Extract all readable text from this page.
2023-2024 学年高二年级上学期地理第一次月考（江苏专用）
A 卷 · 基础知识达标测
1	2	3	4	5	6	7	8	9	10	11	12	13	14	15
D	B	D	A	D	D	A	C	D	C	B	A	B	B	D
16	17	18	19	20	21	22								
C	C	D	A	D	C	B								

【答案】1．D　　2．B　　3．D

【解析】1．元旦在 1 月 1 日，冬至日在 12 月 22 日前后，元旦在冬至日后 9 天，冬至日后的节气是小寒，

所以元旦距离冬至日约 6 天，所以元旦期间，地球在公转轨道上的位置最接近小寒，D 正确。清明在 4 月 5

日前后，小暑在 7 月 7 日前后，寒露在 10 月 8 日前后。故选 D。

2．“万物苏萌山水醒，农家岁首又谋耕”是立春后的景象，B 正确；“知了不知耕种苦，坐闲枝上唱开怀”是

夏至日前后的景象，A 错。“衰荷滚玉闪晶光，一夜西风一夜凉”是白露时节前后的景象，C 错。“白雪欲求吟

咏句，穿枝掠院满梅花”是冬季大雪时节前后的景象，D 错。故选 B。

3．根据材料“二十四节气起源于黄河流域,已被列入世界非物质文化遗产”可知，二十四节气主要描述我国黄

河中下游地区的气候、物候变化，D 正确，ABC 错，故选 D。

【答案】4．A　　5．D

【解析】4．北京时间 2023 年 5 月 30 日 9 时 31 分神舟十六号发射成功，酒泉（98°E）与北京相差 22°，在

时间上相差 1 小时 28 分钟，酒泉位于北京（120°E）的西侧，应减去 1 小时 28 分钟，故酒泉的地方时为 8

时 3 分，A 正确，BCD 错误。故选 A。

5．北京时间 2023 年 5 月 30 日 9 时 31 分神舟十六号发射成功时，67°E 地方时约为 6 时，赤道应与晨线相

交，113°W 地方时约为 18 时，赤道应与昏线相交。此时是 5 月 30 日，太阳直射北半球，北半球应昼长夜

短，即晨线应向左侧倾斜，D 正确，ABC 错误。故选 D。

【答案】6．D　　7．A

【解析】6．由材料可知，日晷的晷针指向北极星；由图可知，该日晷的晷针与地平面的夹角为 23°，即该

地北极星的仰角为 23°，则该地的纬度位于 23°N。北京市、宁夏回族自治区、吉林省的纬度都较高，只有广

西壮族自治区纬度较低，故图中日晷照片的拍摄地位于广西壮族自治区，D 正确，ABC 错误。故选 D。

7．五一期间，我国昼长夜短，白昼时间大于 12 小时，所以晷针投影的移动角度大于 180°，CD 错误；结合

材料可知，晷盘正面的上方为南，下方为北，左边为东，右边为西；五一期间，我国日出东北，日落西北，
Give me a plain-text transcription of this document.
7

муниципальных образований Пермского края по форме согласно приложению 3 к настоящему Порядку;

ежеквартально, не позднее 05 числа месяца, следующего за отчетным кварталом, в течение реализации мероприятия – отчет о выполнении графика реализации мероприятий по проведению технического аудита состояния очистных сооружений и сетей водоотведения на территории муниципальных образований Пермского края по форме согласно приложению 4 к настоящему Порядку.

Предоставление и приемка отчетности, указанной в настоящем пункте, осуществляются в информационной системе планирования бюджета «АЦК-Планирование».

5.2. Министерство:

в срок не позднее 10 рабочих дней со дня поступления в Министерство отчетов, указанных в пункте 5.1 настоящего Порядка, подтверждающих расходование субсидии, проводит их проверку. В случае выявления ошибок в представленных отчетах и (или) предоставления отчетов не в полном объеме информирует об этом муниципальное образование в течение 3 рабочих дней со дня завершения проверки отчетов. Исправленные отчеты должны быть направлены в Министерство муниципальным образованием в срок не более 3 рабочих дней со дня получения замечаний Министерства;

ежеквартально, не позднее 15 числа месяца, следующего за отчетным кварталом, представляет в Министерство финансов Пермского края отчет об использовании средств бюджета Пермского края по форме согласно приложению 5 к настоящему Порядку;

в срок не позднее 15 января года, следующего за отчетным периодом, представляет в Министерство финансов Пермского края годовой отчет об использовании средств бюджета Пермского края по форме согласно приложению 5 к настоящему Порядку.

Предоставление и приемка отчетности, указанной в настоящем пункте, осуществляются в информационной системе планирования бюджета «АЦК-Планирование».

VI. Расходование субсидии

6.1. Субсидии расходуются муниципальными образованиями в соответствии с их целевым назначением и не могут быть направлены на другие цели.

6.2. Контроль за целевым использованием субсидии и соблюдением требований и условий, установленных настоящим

┄┄┄┄┄┄┄┄┄┄

*PROBLEM TO WORK ON*
In the material above, find each line that contains the word "представляет", and select it.

*OUTPUT OF THE EXERCISE*
ежеквартально, не позднее 15 числа месяца, следующего за отчетным кварталом, представляет в Министерство финансов Пермского края отчет об использовании средств бюджета Пермского края по форме согласно приложению 5 к настоящему Порядку;
в срок не позднее 15 января года, следующего за отчетным периодом, представляет в Министерство финансов Пермского края годовой отчет об использовании средств бюджета Пермского края по форме согласно приложению 5 к настоящему Порядку.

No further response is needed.